Exercise description » Write the data out again exactly, with no pictures.

##### Source data

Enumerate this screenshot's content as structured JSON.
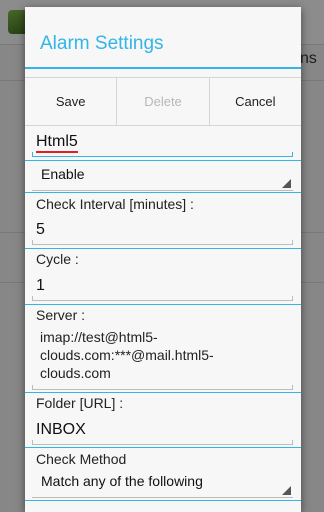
{
  "background": {
    "partial_label": "ns"
  },
  "dialog": {
    "title": "Alarm Settings",
    "buttons": {
      "save": "Save",
      "delete": "Delete",
      "cancel": "Cancel"
    },
    "name_value": "Html5",
    "status_value": "Enable",
    "interval": {
      "label": "Check Interval [minutes] :",
      "value": "5"
    },
    "cycle": {
      "label": "Cycle :",
      "value": "1"
    },
    "server": {
      "label": "Server :",
      "value": "imap://test@html5-clouds.com:***@mail.html5-clouds.com"
    },
    "folder": {
      "label": "Folder [URL] :",
      "value": "INBOX"
    },
    "check_method": {
      "label": "Check Method",
      "value": "Match any of the following"
    }
  },
  "colors": {
    "accent": "#33b5e5",
    "disabled_text": "#b8b8b8",
    "spellcheck": "#e02020"
  }
}
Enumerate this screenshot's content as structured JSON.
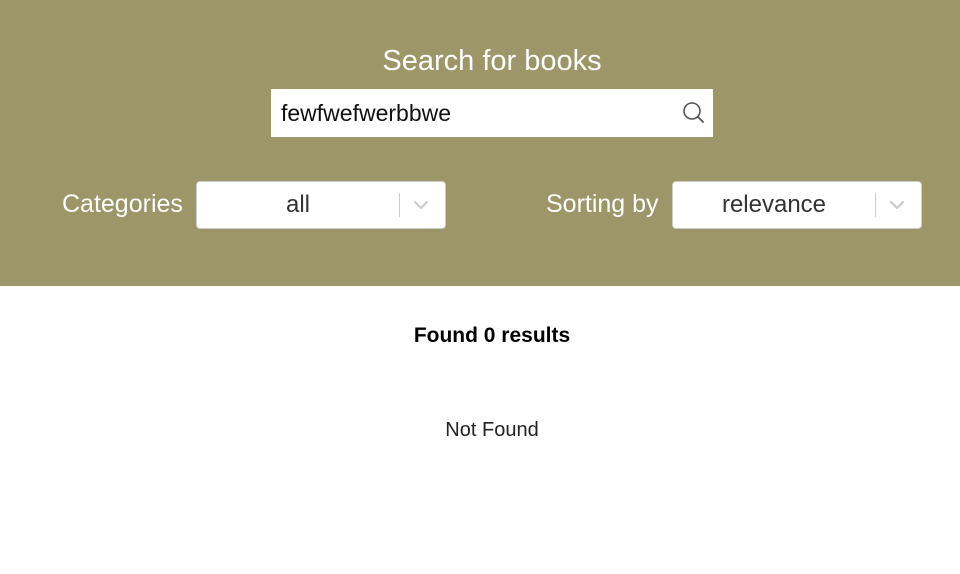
{
  "header": {
    "title": "Search for books",
    "background_color": "#9d9668"
  },
  "search": {
    "value": "fewfwefwerbbwe",
    "icon": "search-icon"
  },
  "filters": {
    "categories_label": "Categories",
    "categories_value": "all",
    "sorting_label": "Sorting by",
    "sorting_value": "relevance",
    "dropdown_icon": "chevron-down-icon"
  },
  "results": {
    "count_text": "Found 0 results",
    "empty_text": "Not Found"
  }
}
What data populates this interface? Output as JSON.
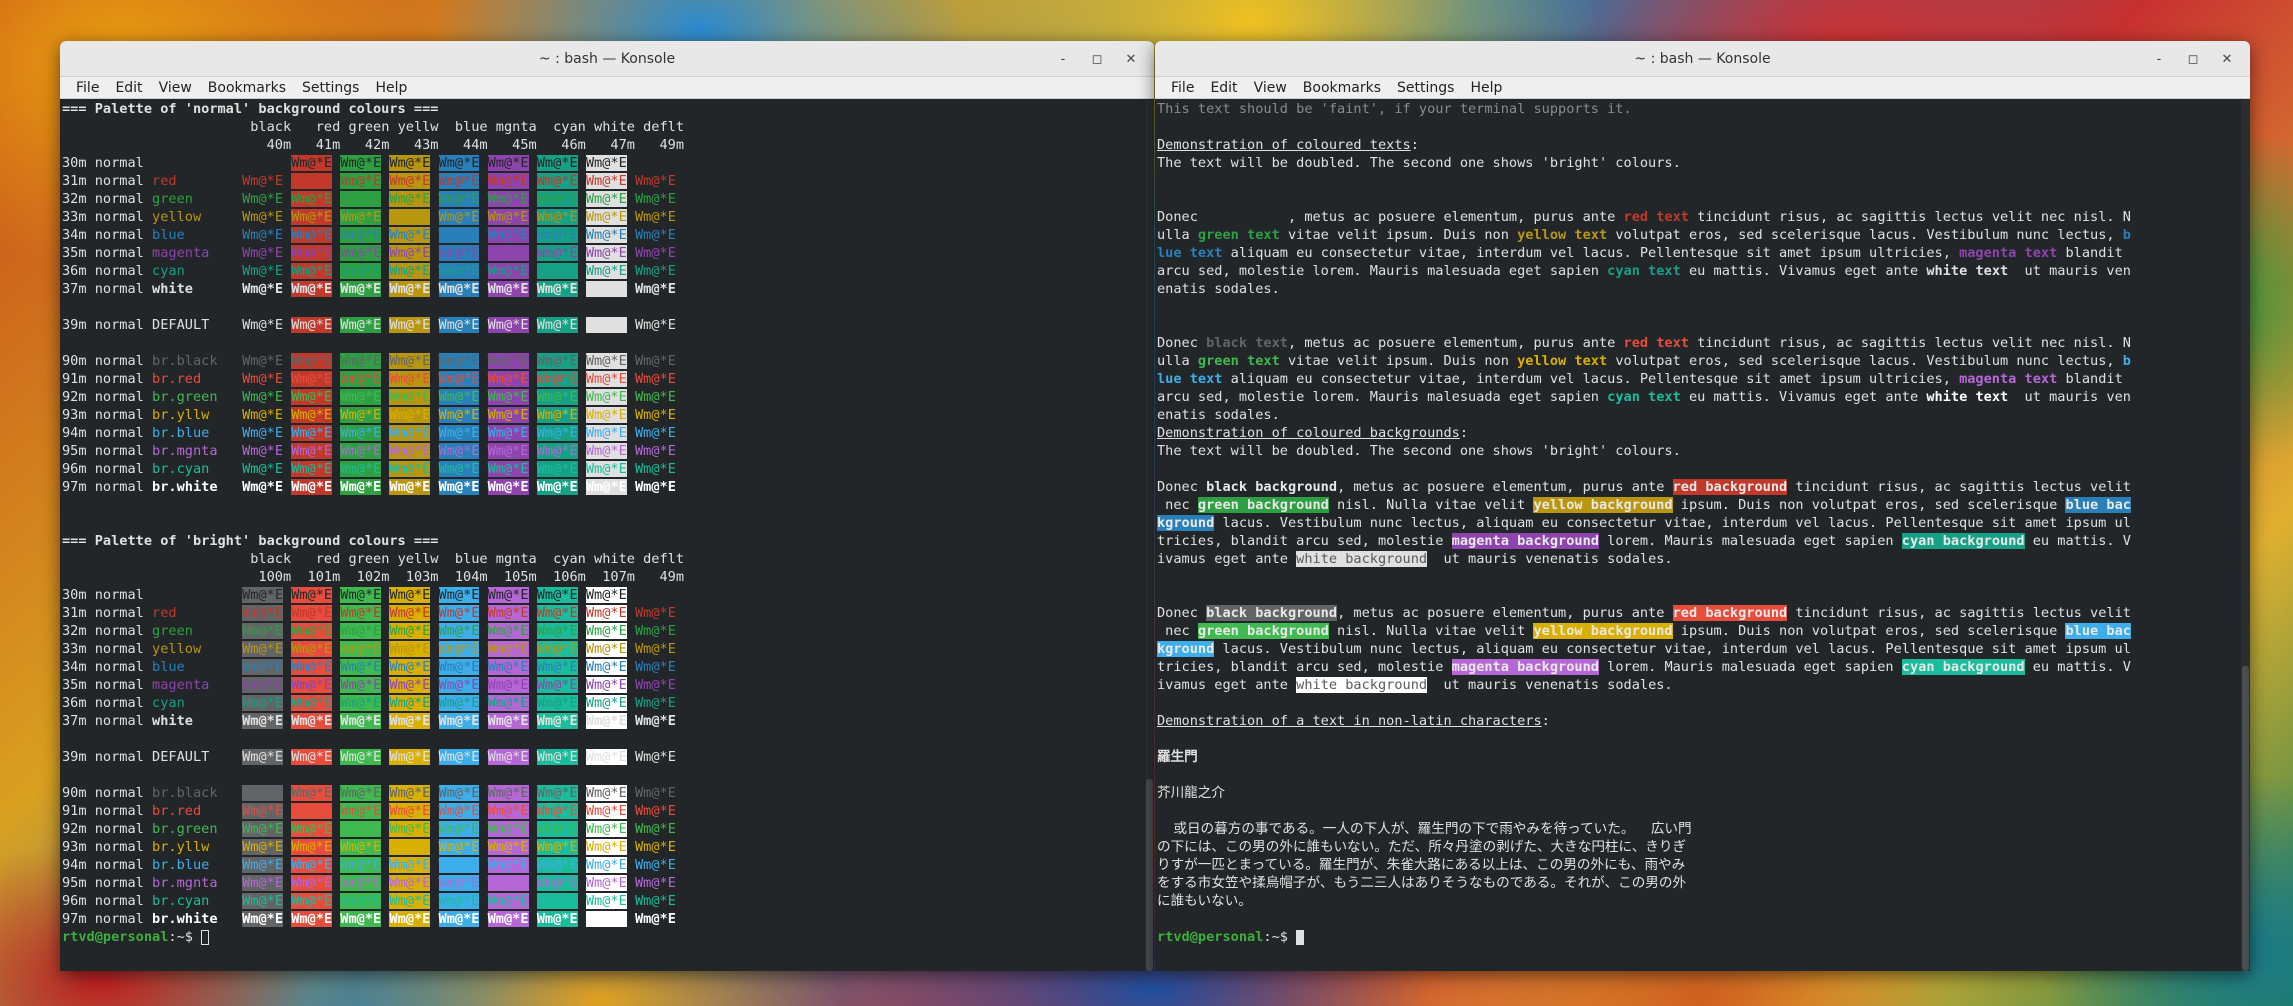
{
  "windows": [
    {
      "title": "~ : bash — Konsole",
      "window_buttons": [
        "-",
        "◻",
        "✕"
      ],
      "menu": [
        "File",
        "Edit",
        "View",
        "Bookmarks",
        "Settings",
        "Help"
      ]
    },
    {
      "title": "~ : bash — Konsole",
      "window_buttons": [
        "-",
        "◻",
        "✕"
      ],
      "menu": [
        "File",
        "Edit",
        "View",
        "Bookmarks",
        "Settings",
        "Help"
      ]
    }
  ],
  "colors": {
    "terminal_bg": "#232629",
    "prompt_user": "#3daf3d",
    "palette": {
      "black": "#232629",
      "red": "#c0392b",
      "green": "#2ea043",
      "yellow": "#b8960f",
      "blue": "#2980b9",
      "magenta": "#8e44ad",
      "cyan": "#16a085",
      "white": "#e0e0e0",
      "br.black": "#626466",
      "br.red": "#e74c3c",
      "br.green": "#3fb950",
      "br.yellow": "#d9b000",
      "br.blue": "#3daee9",
      "br.magenta": "#b567d6",
      "br.cyan": "#1abc9c",
      "br.white": "#ffffff"
    }
  },
  "left": {
    "heading_normal": "=== Palette of 'normal' background colours ===",
    "heading_bright": "=== Palette of 'bright' background colours ===",
    "col_headers": [
      "black",
      "red",
      "green",
      "yellw",
      "blue",
      "mgnta",
      "cyan",
      "white",
      "deflt"
    ],
    "normal_codes": [
      "40m",
      "41m",
      "42m",
      "43m",
      "44m",
      "45m",
      "46m",
      "47m",
      "49m"
    ],
    "bright_codes": [
      "100m",
      "101m",
      "102m",
      "103m",
      "104m",
      "105m",
      "106m",
      "107m",
      "49m"
    ],
    "sample": "Wm@*E",
    "rows_a": [
      [
        "30m",
        "normal",
        "black"
      ],
      [
        "31m",
        "normal",
        "red"
      ],
      [
        "32m",
        "normal",
        "green"
      ],
      [
        "33m",
        "normal",
        "yellow"
      ],
      [
        "34m",
        "normal",
        "blue"
      ],
      [
        "35m",
        "normal",
        "magenta"
      ],
      [
        "36m",
        "normal",
        "cyan"
      ],
      [
        "37m",
        "normal",
        "white"
      ]
    ],
    "row_default": [
      "39m",
      "normal",
      "DEFAULT"
    ],
    "rows_b": [
      [
        "90m",
        "normal",
        "br.black"
      ],
      [
        "91m",
        "normal",
        "br.red"
      ],
      [
        "92m",
        "normal",
        "br.green"
      ],
      [
        "93m",
        "normal",
        "br.yllw"
      ],
      [
        "94m",
        "normal",
        "br.blue"
      ],
      [
        "95m",
        "normal",
        "br.mgnta"
      ],
      [
        "96m",
        "normal",
        "br.cyan"
      ],
      [
        "97m",
        "normal",
        "br.white"
      ]
    ],
    "prompt_user": "rtvd@personal",
    "prompt_rest": ":~$ "
  },
  "right": {
    "faint_line": "This text should be 'faint', if your terminal supports it.",
    "h_texts": "Demonstration of coloured texts",
    "doubled_note": "The text will be doubled. The second one shows 'bright' colours.",
    "texts_para": [
      [
        "Donec ",
        {
          "c": "black",
          "t": "black text"
        },
        ", metus ac posuere elementum, purus ante ",
        {
          "c": "red",
          "t": "red text"
        },
        " tincidunt risus, ac sagittis lectus velit nec nisl. N"
      ],
      [
        "ulla ",
        {
          "c": "green",
          "t": "green text"
        },
        " vitae velit ipsum. Duis non ",
        {
          "c": "yellow",
          "t": "yellow text"
        },
        " volutpat eros, sed scelerisque lacus. Vestibulum nunc lectus, ",
        {
          "c": "blue",
          "t": "b"
        }
      ],
      [
        {
          "c": "blue",
          "t": "lue text"
        },
        " aliquam eu consectetur vitae, interdum vel lacus. Pellentesque sit amet ipsum ultricies, ",
        {
          "c": "magenta",
          "t": "magenta text"
        },
        " blandit"
      ],
      [
        "arcu sed, molestie lorem. Mauris malesuada eget sapien ",
        {
          "c": "cyan",
          "t": "cyan text"
        },
        " eu mattis. Vivamus eget ante ",
        {
          "c": "white",
          "t": "white text"
        },
        "  ut mauris ven"
      ],
      [
        "enatis sodales."
      ]
    ],
    "h_backgrounds": "Demonstration of coloured backgrounds",
    "bg_para": [
      [
        "Donec ",
        {
          "c": "black",
          "t": "black background"
        },
        ", metus ac posuere elementum, purus ante ",
        {
          "c": "red",
          "t": "red background"
        },
        " tincidunt risus, ac sagittis lectus velit"
      ],
      [
        " nec ",
        {
          "c": "green",
          "t": "green background"
        },
        " nisl. Nulla vitae velit ",
        {
          "c": "yellow",
          "t": "yellow background"
        },
        " ipsum. Duis non volutpat eros, sed scelerisque ",
        {
          "c": "blue",
          "t": "blue bac"
        }
      ],
      [
        {
          "c": "blue",
          "t": "kground"
        },
        " lacus. Vestibulum nunc lectus, aliquam eu consectetur vitae, interdum vel lacus. Pellentesque sit amet ipsum ul"
      ],
      [
        "tricies, blandit arcu sed, molestie ",
        {
          "c": "magenta",
          "t": "magenta background"
        },
        " lorem. Mauris malesuada eget sapien ",
        {
          "c": "cyan",
          "t": "cyan background"
        },
        " eu mattis. V"
      ],
      [
        "ivamus eget ante ",
        {
          "c": "white",
          "t": "white background"
        },
        "  ut mauris venenatis sodales."
      ]
    ],
    "h_nonlatin": "Demonstration of a text in non-latin characters",
    "jp_title": "羅生門",
    "jp_author": "芥川龍之介",
    "jp_lines": [
      "  或日の暮方の事である。一人の下人が、羅生門の下で雨やみを待っていた。  広い門",
      "の下には、この男の外に誰もいない。ただ、所々丹塗の剥げた、大きな円柱に、きりぎ",
      "りすが一匹とまっている。羅生門が、朱雀大路にある以上は、この男の外にも、雨やみ",
      "をする市女笠や揉烏帽子が、もう二三人はありそうなものである。それが、この男の外",
      "に誰もいない。"
    ],
    "prompt_user": "rtvd@personal",
    "prompt_rest": ":~$ "
  }
}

##########

Worked answer »
Enumerate this screenshot's content as structured JSON.
{
  "background": {
    "partial_label": "ns"
  },
  "dialog": {
    "title": "Alarm Settings",
    "buttons": {
      "save": "Save",
      "delete": "Delete",
      "cancel": "Cancel"
    },
    "name_value": "Html5",
    "status_value": "Enable",
    "interval": {
      "label": "Check Interval [minutes] :",
      "value": "5"
    },
    "cycle": {
      "label": "Cycle :",
      "value": "1"
    },
    "server": {
      "label": "Server :",
      "value": "imap://test@html5-clouds.com:***@mail.html5-clouds.com"
    },
    "folder": {
      "label": "Folder [URL] :",
      "value": "INBOX"
    },
    "check_method": {
      "label": "Check Method",
      "value": "Match any of the following"
    }
  },
  "colors": {
    "accent": "#33b5e5",
    "disabled_text": "#b8b8b8",
    "spellcheck": "#e02020"
  }
}
Enumerate this screenshot's content as structured JSON.
{
  "header": {
    "title": "Search for books",
    "background_color": "#9d9668"
  },
  "search": {
    "value": "fewfwefwerbbwe",
    "icon": "search-icon"
  },
  "filters": {
    "categories_label": "Categories",
    "categories_value": "all",
    "sorting_label": "Sorting by",
    "sorting_value": "relevance",
    "dropdown_icon": "chevron-down-icon"
  },
  "results": {
    "count_text": "Found 0 results",
    "empty_text": "Not Found"
  }
}
What data populates this interface? Output as JSON.
{
  "windows": [
    {
      "title": "~ : bash — Konsole",
      "window_buttons": [
        "-",
        "◻",
        "✕"
      ],
      "menu": [
        "File",
        "Edit",
        "View",
        "Bookmarks",
        "Settings",
        "Help"
      ]
    },
    {
      "title": "~ : bash — Konsole",
      "window_buttons": [
        "-",
        "◻",
        "✕"
      ],
      "menu": [
        "File",
        "Edit",
        "View",
        "Bookmarks",
        "Settings",
        "Help"
      ]
    }
  ],
  "colors": {
    "terminal_bg": "#232629",
    "prompt_user": "#3daf3d",
    "palette": {
      "black": "#232629",
      "red": "#c0392b",
      "green": "#2ea043",
      "yellow": "#b8960f",
      "blue": "#2980b9",
      "magenta": "#8e44ad",
      "cyan": "#16a085",
      "white": "#e0e0e0",
      "br.black": "#626466",
      "br.red": "#e74c3c",
      "br.green": "#3fb950",
      "br.yellow": "#d9b000",
      "br.blue": "#3daee9",
      "br.magenta": "#b567d6",
      "br.cyan": "#1abc9c",
      "br.white": "#ffffff"
    }
  },
  "left": {
    "heading_normal": "=== Palette of 'normal' background colours ===",
    "heading_bright": "=== Palette of 'bright' background colours ===",
    "col_headers": [
      "black",
      "red",
      "green",
      "yellw",
      "blue",
      "mgnta",
      "cyan",
      "white",
      "deflt"
    ],
    "normal_codes": [
      "40m",
      "41m",
      "42m",
      "43m",
      "44m",
      "45m",
      "46m",
      "47m",
      "49m"
    ],
    "bright_codes": [
      "100m",
      "101m",
      "102m",
      "103m",
      "104m",
      "105m",
      "106m",
      "107m",
      "49m"
    ],
    "sample": "Wm@*E",
    "rows_a": [
      [
        "30m",
        "normal",
        "black"
      ],
      [
        "31m",
        "normal",
        "red"
      ],
      [
        "32m",
        "normal",
        "green"
      ],
      [
        "33m",
        "normal",
        "yellow"
      ],
      [
        "34m",
        "normal",
        "blue"
      ],
      [
        "35m",
        "normal",
        "magenta"
      ],
      [
        "36m",
        "normal",
        "cyan"
      ],
      [
        "37m",
        "normal",
        "white"
      ]
    ],
    "row_default": [
      "39m",
      "normal",
      "DEFAULT"
    ],
    "rows_b": [
      [
        "90m",
        "normal",
        "br.black"
      ],
      [
        "91m",
        "normal",
        "br.red"
      ],
      [
        "92m",
        "normal",
        "br.green"
      ],
      [
        "93m",
        "normal",
        "br.yllw"
      ],
      [
        "94m",
        "normal",
        "br.blue"
      ],
      [
        "95m",
        "normal",
        "br.mgnta"
      ],
      [
        "96m",
        "normal",
        "br.cyan"
      ],
      [
        "97m",
        "normal",
        "br.white"
      ]
    ],
    "prompt_user": "rtvd@personal",
    "prompt_rest": ":~$ "
  },
  "right": {
    "faint_line": "This text should be 'faint', if your terminal supports it.",
    "h_texts": "Demonstration of coloured texts",
    "doubled_note": "The text will be doubled. The second one shows 'bright' colours.",
    "texts_para": [
      [
        "Donec ",
        {
          "c": "black",
          "t": "black text"
        },
        ", metus ac posuere elementum, purus ante ",
        {
          "c": "red",
          "t": "red text"
        },
        " tincidunt risus, ac sagittis lectus velit nec nisl. N"
      ],
      [
        "ulla ",
        {
          "c": "green",
          "t": "green text"
        },
        " vitae velit ipsum. Duis non ",
        {
          "c": "yellow",
          "t": "yellow text"
        },
        " volutpat eros, sed scelerisque lacus. Vestibulum nunc lectus, ",
        {
          "c": "blue",
          "t": "b"
        }
      ],
      [
        {
          "c": "blue",
          "t": "lue text"
        },
        " aliquam eu consectetur vitae, interdum vel lacus. Pellentesque sit amet ipsum ultricies, ",
        {
          "c": "magenta",
          "t": "magenta text"
        },
        " blandit"
      ],
      [
        "arcu sed, molestie lorem. Mauris malesuada eget sapien ",
        {
          "c": "cyan",
          "t": "cyan text"
        },
        " eu mattis. Vivamus eget ante ",
        {
          "c": "white",
          "t": "white text"
        },
        "  ut mauris ven"
      ],
      [
        "enatis sodales."
      ]
    ],
    "h_backgrounds": "Demonstration of coloured backgrounds",
    "bg_para": [
      [
        "Donec ",
        {
          "c": "black",
          "t": "black background"
        },
        ", metus ac posuere elementum, purus ante ",
        {
          "c": "red",
          "t": "red background"
        },
        " tincidunt risus, ac sagittis lectus velit"
      ],
      [
        " nec ",
        {
          "c": "green",
          "t": "green background"
        },
        " nisl. Nulla vitae velit ",
        {
          "c": "yellow",
          "t": "yellow background"
        },
        " ipsum. Duis non volutpat eros, sed scelerisque ",
        {
          "c": "blue",
          "t": "blue bac"
        }
      ],
      [
        {
          "c": "blue",
          "t": "kground"
        },
        " lacus. Vestibulum nunc lectus, aliquam eu consectetur vitae, interdum vel lacus. Pellentesque sit amet ipsum ul"
      ],
      [
        "tricies, blandit arcu sed, molestie ",
        {
          "c": "magenta",
          "t": "magenta background"
        },
        " lorem. Mauris malesuada eget sapien ",
        {
          "c": "cyan",
          "t": "cyan background"
        },
        " eu mattis. V"
      ],
      [
        "ivamus eget ante ",
        {
          "c": "white",
          "t": "white background"
        },
        "  ut mauris venenatis sodales."
      ]
    ],
    "h_nonlatin": "Demonstration of a text in non-latin characters",
    "jp_title": "羅生門",
    "jp_author": "芥川龍之介",
    "jp_lines": [
      "  或日の暮方の事である。一人の下人が、羅生門の下で雨やみを待っていた。  広い門",
      "の下には、この男の外に誰もいない。ただ、所々丹塗の剥げた、大きな円柱に、きりぎ",
      "りすが一匹とまっている。羅生門が、朱雀大路にある以上は、この男の外にも、雨やみ",
      "をする市女笠や揉烏帽子が、もう二三人はありそうなものである。それが、この男の外",
      "に誰もいない。"
    ],
    "prompt_user": "rtvd@personal",
    "prompt_rest": ":~$ "
  }
}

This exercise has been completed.